* **Data rows**
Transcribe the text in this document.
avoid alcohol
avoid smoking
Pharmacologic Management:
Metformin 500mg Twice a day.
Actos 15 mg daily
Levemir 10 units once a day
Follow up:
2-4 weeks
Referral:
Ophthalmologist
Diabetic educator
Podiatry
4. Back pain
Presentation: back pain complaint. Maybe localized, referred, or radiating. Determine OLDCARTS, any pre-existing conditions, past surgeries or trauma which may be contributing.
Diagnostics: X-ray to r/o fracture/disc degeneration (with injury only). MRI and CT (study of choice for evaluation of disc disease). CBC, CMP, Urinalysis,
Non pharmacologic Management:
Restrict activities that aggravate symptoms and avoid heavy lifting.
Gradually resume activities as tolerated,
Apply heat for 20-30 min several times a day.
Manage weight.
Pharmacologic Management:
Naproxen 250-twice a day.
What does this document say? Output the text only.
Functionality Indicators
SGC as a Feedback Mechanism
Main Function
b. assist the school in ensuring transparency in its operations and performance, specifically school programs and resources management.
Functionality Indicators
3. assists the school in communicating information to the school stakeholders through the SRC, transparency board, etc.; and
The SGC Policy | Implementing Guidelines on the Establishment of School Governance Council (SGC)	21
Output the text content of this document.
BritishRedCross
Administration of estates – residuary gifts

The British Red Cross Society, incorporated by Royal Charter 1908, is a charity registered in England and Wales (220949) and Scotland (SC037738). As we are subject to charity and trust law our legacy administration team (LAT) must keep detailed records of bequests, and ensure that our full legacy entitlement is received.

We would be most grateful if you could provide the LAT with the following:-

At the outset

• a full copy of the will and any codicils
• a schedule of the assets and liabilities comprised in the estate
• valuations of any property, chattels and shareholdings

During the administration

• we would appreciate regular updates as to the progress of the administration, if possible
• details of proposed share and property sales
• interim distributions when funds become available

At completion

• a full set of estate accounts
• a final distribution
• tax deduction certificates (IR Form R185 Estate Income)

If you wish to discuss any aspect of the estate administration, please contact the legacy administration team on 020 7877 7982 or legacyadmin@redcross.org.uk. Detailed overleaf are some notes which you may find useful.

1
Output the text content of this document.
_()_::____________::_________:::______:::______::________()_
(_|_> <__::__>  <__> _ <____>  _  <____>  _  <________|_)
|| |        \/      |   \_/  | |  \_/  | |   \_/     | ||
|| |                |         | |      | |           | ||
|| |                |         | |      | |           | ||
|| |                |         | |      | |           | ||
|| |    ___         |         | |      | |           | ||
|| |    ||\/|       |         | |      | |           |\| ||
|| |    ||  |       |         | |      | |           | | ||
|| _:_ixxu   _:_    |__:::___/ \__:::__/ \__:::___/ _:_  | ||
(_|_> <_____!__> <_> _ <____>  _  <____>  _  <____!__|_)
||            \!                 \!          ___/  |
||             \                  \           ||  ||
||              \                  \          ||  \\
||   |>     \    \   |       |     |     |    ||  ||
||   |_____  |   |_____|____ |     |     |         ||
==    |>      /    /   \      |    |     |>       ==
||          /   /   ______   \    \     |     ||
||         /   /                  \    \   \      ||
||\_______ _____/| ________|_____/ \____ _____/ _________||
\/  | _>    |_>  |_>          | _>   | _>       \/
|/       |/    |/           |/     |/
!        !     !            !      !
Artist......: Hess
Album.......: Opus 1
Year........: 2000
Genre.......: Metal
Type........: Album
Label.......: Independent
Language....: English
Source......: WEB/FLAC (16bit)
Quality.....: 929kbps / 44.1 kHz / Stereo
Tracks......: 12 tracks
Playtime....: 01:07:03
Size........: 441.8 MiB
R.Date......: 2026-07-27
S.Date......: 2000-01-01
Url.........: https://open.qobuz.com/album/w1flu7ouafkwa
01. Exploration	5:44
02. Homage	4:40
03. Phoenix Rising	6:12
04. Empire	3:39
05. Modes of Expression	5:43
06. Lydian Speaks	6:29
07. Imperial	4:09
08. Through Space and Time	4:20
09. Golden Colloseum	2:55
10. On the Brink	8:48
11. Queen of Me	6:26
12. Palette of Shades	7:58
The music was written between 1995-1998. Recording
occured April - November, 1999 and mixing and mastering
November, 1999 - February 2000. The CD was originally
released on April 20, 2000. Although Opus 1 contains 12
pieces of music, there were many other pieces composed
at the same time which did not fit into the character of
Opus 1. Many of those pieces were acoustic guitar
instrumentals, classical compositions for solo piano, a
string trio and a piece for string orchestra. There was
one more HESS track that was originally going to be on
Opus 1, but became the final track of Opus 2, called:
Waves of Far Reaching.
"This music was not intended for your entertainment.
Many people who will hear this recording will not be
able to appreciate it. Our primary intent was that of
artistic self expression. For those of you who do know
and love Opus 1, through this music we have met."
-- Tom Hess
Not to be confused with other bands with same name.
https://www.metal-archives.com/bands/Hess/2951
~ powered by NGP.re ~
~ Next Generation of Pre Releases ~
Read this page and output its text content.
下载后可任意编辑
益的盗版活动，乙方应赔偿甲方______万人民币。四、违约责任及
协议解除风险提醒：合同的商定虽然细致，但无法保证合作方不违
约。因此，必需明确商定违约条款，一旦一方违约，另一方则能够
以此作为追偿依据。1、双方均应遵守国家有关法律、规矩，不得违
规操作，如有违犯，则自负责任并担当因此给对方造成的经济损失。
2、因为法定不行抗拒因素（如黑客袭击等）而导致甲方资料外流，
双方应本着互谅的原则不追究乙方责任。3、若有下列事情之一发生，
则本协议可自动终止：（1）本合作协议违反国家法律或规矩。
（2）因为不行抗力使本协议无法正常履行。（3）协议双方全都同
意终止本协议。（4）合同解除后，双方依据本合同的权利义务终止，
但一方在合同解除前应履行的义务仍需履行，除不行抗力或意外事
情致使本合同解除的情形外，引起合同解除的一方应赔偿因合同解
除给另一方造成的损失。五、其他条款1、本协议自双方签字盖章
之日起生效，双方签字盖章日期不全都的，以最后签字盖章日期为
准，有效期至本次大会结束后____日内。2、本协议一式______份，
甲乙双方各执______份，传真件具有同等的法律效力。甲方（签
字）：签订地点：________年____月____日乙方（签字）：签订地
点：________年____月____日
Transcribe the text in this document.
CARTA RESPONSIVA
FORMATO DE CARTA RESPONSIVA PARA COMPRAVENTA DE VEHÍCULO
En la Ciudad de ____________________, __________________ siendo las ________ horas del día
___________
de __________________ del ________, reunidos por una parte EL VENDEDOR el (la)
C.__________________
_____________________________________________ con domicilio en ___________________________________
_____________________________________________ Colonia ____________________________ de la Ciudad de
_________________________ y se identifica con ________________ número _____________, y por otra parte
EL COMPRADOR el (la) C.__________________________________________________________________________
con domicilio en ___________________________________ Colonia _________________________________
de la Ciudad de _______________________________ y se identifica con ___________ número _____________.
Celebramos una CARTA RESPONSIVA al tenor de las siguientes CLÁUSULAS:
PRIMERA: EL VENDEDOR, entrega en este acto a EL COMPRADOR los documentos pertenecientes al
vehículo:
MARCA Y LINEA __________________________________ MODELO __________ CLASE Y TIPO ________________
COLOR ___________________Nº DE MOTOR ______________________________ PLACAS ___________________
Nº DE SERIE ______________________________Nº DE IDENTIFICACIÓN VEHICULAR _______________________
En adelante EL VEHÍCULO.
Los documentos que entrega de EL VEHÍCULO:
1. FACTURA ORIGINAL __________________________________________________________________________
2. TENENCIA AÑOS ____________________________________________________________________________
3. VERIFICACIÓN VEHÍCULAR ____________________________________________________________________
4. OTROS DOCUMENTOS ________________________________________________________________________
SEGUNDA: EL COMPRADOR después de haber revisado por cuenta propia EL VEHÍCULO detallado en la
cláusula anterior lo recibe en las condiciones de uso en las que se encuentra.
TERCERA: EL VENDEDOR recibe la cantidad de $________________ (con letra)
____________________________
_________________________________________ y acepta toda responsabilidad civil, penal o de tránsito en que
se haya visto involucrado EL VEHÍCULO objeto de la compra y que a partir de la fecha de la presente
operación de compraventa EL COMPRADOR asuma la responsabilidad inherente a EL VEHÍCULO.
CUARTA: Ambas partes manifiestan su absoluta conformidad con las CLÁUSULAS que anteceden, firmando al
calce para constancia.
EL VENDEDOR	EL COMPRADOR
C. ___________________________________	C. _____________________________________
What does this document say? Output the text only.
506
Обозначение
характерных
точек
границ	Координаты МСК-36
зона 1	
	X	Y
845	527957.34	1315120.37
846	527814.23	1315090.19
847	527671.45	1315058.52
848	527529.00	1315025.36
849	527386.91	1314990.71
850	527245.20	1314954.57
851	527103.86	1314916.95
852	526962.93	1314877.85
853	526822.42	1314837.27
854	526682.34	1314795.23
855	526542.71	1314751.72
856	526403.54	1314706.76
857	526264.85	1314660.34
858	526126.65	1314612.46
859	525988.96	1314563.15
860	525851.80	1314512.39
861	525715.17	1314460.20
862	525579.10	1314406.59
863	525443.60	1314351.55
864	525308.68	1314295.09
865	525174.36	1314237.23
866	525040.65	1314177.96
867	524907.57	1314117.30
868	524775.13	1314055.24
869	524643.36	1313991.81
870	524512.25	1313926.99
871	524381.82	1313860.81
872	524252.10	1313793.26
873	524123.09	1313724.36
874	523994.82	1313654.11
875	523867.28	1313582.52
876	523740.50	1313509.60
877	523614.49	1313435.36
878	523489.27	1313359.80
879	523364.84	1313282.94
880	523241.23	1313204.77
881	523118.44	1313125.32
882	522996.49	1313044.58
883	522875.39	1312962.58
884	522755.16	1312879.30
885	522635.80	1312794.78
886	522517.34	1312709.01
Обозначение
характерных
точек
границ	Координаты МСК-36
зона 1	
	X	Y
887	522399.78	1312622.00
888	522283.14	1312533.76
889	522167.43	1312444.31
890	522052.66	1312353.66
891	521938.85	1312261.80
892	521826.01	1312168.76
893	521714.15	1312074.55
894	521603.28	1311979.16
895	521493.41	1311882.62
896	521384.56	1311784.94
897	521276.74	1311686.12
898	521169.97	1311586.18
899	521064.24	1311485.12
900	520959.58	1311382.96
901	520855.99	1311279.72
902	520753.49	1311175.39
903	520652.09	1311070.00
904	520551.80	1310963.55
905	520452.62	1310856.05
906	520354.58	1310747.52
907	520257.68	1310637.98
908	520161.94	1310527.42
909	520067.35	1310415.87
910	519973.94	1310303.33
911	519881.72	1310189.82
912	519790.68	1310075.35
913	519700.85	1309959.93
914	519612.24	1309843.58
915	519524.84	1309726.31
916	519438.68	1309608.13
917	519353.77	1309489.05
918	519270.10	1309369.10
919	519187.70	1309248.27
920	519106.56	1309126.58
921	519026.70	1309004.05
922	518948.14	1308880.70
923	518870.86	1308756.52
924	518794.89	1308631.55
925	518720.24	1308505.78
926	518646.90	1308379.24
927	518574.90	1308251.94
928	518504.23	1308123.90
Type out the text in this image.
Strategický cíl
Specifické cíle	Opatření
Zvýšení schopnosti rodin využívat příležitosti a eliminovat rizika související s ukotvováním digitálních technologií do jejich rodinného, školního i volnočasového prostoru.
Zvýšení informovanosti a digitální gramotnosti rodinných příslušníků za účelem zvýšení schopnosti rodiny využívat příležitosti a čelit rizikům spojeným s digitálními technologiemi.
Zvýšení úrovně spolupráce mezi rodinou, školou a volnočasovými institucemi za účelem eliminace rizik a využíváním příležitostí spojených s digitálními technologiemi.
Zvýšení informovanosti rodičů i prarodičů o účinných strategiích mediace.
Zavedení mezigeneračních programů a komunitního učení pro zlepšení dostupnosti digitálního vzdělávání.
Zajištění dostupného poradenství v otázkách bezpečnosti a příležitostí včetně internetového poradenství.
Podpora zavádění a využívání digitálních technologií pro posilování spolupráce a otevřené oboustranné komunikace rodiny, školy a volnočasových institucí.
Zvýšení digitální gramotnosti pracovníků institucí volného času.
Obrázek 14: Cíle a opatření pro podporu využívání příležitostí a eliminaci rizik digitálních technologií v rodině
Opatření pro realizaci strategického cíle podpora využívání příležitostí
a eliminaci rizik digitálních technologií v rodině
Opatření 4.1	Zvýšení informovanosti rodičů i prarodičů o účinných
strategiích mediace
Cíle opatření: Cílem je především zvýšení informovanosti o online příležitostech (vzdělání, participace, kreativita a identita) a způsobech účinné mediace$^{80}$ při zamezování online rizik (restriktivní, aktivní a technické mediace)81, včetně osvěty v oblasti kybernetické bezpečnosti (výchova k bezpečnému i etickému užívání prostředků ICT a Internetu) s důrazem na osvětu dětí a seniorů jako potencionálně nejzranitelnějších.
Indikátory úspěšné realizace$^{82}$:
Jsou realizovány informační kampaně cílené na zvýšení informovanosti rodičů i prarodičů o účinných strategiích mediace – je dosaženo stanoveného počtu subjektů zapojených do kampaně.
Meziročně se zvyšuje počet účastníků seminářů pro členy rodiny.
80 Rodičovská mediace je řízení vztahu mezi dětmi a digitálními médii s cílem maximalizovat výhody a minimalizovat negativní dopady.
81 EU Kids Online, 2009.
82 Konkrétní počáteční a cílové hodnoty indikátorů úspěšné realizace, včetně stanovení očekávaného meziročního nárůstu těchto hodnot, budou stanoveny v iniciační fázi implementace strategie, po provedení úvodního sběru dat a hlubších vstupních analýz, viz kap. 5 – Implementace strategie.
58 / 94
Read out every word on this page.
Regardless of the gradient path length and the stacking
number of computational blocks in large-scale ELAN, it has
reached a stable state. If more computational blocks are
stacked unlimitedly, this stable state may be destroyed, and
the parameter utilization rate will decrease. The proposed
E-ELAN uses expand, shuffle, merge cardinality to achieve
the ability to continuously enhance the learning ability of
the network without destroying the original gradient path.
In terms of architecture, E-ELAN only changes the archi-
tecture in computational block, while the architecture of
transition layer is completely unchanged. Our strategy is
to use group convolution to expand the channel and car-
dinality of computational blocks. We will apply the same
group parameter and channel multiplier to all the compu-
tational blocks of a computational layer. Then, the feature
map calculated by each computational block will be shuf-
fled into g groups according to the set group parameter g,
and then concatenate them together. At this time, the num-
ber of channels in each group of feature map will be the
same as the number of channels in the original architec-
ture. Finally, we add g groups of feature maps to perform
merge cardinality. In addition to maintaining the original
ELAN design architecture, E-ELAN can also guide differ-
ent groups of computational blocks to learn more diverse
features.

* **Prompt**
Scan the lines for the string "https". Pick out every line that has it.

* **Exercise solution**
Url.........: https://open.qobuz.com/album/w1flu7ouafkwa
https://www.metal-archives.com/bands/Hess/2951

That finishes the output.